Dataset rows:
####################

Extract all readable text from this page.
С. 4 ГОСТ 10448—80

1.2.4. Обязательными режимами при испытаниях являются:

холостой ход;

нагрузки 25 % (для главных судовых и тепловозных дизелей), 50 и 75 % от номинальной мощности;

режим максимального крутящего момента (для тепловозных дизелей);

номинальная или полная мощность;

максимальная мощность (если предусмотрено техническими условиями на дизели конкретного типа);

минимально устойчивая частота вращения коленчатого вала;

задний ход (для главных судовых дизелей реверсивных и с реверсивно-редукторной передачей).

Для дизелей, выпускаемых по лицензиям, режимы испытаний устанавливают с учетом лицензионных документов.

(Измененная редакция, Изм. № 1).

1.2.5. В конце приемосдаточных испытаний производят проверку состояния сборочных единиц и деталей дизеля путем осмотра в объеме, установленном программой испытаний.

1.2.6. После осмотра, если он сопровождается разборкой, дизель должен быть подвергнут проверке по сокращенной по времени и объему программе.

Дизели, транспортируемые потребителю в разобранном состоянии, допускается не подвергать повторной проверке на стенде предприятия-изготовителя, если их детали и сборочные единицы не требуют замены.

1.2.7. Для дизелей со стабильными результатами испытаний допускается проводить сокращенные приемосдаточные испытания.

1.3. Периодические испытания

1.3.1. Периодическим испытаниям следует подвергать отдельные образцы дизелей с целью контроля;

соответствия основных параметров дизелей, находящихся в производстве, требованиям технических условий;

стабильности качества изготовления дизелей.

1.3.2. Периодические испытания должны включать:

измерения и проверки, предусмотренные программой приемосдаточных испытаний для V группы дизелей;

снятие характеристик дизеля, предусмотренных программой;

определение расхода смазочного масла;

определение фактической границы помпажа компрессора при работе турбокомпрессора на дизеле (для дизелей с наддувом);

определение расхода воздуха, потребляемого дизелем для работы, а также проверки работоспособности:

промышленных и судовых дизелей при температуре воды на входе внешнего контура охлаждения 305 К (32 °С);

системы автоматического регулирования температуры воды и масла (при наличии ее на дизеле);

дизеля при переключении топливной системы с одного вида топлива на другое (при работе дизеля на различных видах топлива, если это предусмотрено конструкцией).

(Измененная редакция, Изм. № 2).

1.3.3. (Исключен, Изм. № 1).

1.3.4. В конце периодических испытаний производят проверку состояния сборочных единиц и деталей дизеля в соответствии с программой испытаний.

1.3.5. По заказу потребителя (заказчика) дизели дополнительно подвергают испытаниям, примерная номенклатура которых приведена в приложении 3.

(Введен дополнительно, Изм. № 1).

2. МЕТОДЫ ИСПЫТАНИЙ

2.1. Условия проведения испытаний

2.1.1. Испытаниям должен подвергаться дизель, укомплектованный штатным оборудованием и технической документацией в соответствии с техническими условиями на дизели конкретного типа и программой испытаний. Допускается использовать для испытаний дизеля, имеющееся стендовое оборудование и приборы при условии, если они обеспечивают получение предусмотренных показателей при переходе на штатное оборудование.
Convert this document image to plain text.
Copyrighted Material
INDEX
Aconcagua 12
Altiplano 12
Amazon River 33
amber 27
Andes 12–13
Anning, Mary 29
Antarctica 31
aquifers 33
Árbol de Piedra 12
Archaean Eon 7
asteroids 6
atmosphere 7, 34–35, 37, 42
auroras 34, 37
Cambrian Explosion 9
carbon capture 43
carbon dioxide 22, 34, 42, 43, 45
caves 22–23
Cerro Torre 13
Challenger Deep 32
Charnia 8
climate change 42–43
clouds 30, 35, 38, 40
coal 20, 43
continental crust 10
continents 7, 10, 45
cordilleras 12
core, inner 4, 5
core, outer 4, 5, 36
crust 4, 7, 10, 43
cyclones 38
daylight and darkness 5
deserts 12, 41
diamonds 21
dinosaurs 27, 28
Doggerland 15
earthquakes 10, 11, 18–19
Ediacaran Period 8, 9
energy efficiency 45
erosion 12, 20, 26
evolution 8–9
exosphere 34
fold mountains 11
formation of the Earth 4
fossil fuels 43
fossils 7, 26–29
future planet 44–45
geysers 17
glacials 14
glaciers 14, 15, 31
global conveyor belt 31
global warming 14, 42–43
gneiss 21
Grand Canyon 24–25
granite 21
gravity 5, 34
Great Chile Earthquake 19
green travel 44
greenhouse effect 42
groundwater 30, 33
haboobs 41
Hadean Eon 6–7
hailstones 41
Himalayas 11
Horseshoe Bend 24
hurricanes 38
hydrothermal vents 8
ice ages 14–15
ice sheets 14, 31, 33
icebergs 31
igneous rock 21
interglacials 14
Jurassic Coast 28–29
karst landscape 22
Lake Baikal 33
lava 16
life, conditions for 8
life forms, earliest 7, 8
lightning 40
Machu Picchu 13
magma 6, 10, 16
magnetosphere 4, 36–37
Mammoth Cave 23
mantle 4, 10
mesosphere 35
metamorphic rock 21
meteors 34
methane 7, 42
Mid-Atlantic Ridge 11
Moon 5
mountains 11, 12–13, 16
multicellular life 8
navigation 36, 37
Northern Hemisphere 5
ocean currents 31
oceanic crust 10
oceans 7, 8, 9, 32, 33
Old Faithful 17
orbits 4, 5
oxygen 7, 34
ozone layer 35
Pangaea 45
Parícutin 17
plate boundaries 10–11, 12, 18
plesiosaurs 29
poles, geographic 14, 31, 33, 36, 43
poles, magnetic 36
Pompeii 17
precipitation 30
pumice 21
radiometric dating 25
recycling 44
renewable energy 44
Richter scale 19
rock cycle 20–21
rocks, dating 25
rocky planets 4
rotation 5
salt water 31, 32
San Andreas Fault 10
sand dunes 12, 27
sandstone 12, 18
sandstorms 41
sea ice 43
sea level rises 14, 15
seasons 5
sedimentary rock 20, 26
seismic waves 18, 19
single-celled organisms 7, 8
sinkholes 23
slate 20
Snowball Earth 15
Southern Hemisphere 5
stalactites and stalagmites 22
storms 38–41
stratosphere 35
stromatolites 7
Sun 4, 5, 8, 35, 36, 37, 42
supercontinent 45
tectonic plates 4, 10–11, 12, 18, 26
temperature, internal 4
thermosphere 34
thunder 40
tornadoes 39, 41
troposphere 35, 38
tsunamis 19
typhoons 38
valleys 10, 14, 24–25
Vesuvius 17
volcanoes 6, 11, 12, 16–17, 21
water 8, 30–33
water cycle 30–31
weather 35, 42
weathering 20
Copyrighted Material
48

####################

Instruction: Copy down the whole of the data above, matching it exactly.

Solution for this exercise:
Extract all readable text from this page.
С. 4 ГОСТ 10448—80

1.2.4. Обязательными режимами при испытаниях являются:

холостой ход;

нагрузки 25 % (для главных судовых и тепловозных дизелей), 50 и 75 % от номинальной мощности;

режим максимального крутящего момента (для тепловозных дизелей);

номинальная или полная мощность;

максимальная мощность (если предусмотрено техническими условиями на дизели конкретного типа);

минимально устойчивая частота вращения коленчатого вала;

задний ход (для главных судовых дизелей реверсивных и с реверсивно-редукторной передачей).

Для дизелей, выпускаемых по лицензиям, режимы испытаний устанавливают с учетом лицензионных документов.

(Измененная редакция, Изм. № 1).

1.2.5. В конце приемосдаточных испытаний производят проверку состояния сборочных единиц и деталей дизеля путем осмотра в объеме, установленном программой испытаний.

1.2.6. После осмотра, если он сопровождается разборкой, дизель должен быть подвергнут проверке по сокращенной по времени и объему программе.

Дизели, транспортируемые потребителю в разобранном состоянии, допускается не подвергать повторной проверке на стенде предприятия-изготовителя, если их детали и сборочные единицы не требуют замены.

1.2.7. Для дизелей со стабильными результатами испытаний допускается проводить сокращенные приемосдаточные испытания.

1.3. Периодические испытания

1.3.1. Периодическим испытаниям следует подвергать отдельные образцы дизелей с целью контроля;

соответствия основных параметров дизелей, находящихся в производстве, требованиям технических условий;

стабильности качества изготовления дизелей.

1.3.2. Периодические испытания должны включать:

измерения и проверки, предусмотренные программой приемосдаточных испытаний для V группы дизелей;

снятие характеристик дизеля, предусмотренных программой;

определение расхода смазочного масла;

определение фактической границы помпажа компрессора при работе турбокомпрессора на дизеле (для дизелей с наддувом);

определение расхода воздуха, потребляемого дизелем для работы, а также проверки работоспособности:

промышленных и судовых дизелей при температуре воды на входе внешнего контура охлаждения 305 К (32 °С);

системы автоматического регулирования температуры воды и масла (при наличии ее на дизеле);

дизеля при переключении топливной системы с одного вида топлива на другое (при работе дизеля на различных видах топлива, если это предусмотрено конструкцией).

(Измененная редакция, Изм. № 2).

1.3.3. (Исключен, Изм. № 1).

1.3.4. В конце периодических испытаний производят проверку состояния сборочных единиц и деталей дизеля в соответствии с программой испытаний.

1.3.5. По заказу потребителя (заказчика) дизели дополнительно подвергают испытаниям, примерная номенклатура которых приведена в приложении 3.

(Введен дополнительно, Изм. № 1).

2. МЕТОДЫ ИСПЫТАНИЙ

2.1. Условия проведения испытаний

2.1.1. Испытаниям должен подвергаться дизель, укомплектованный штатным оборудованием и технической документацией в соответствии с техническими условиями на дизели конкретного типа и программой испытаний. Допускается использовать для испытаний дизеля, имеющееся стендовое оборудование и приборы при условии, если они обеспечивают получение предусмотренных показателей при переходе на штатное оборудование.
Convert this document image to plain text.
Copyrighted Material
INDEX
Aconcagua 12
Altiplano 12
Amazon River 33
amber 27
Andes 12–13
Anning, Mary 29
Antarctica 31
aquifers 33
Árbol de Piedra 12
Archaean Eon 7
asteroids 6
atmosphere 7, 34–35, 37, 42
auroras 34, 37
Cambrian Explosion 9
carbon capture 43
carbon dioxide 22, 34, 42, 43, 45
caves 22–23
Cerro Torre 13
Challenger Deep 32
Charnia 8
climate change 42–43
clouds 30, 35, 38, 40
coal 20, 43
continental crust 10
continents 7, 10, 45
cordilleras 12
core, inner 4, 5
core, outer 4, 5, 36
crust 4, 7, 10, 43
cyclones 38
daylight and darkness 5
deserts 12, 41
diamonds 21
dinosaurs 27, 28
Doggerland 15
earthquakes 10, 11, 18–19
Ediacaran Period 8, 9
energy efficiency 45
erosion 12, 20, 26
evolution 8–9
exosphere 34
fold mountains 11
formation of the Earth 4
fossil fuels 43
fossils 7, 26–29
future planet 44–45
geysers 17
glacials 14
glaciers 14, 15, 31
global conveyor belt 31
global warming 14, 42–43
gneiss 21
Grand Canyon 24–25
granite 21
gravity 5, 34
Great Chile Earthquake 19
green travel 44
greenhouse effect 42
groundwater 30, 33
haboobs 41
Hadean Eon 6–7
hailstones 41
Himalayas 11
Horseshoe Bend 24
hurricanes 38
hydrothermal vents 8
ice ages 14–15
ice sheets 14, 31, 33
icebergs 31
igneous rock 21
interglacials 14
Jurassic Coast 28–29
karst landscape 22
Lake Baikal 33
lava 16
life, conditions for 8
life forms, earliest 7, 8
lightning 40
Machu Picchu 13
magma 6, 10, 16
magnetosphere 4, 36–37
Mammoth Cave 23
mantle 4, 10
mesosphere 35
metamorphic rock 21
meteors 34
methane 7, 42
Mid-Atlantic Ridge 11
Moon 5
mountains 11, 12–13, 16
multicellular life 8
navigation 36, 37
Northern Hemisphere 5
ocean currents 31
oceanic crust 10
oceans 7, 8, 9, 32, 33
Old Faithful 17
orbits 4, 5
oxygen 7, 34
ozone layer 35
Pangaea 45
Parícutin 17
plate boundaries 10–11, 12, 18
plesiosaurs 29
poles, geographic 14, 31, 33, 36, 43
poles, magnetic 36
Pompeii 17
precipitation 30
pumice 21
radiometric dating 25
recycling 44
renewable energy 44
Richter scale 19
rock cycle 20–21
rocks, dating 25
rocky planets 4
rotation 5
salt water 31, 32
San Andreas Fault 10
sand dunes 12, 27
sandstone 12, 18
sandstorms 41
sea ice 43
sea level rises 14, 15
seasons 5
sedimentary rock 20, 26
seismic waves 18, 19
single-celled organisms 7, 8
sinkholes 23
slate 20
Snowball Earth 15
Southern Hemisphere 5
stalactites and stalagmites 22
storms 38–41
stratosphere 35
stromatolites 7
Sun 4, 5, 8, 35, 36, 37, 42
supercontinent 45
tectonic plates 4, 10–11, 12, 18, 26
temperature, internal 4
thermosphere 34
thunder 40
tornadoes 39, 41
troposphere 35, 38
tsunamis 19
typhoons 38
valleys 10, 14, 24–25
Vesuvius 17
volcanoes 6, 11, 12, 16–17, 21
water 8, 30–33
water cycle 30–31
weather 35, 42
weathering 20
Copyrighted Material
48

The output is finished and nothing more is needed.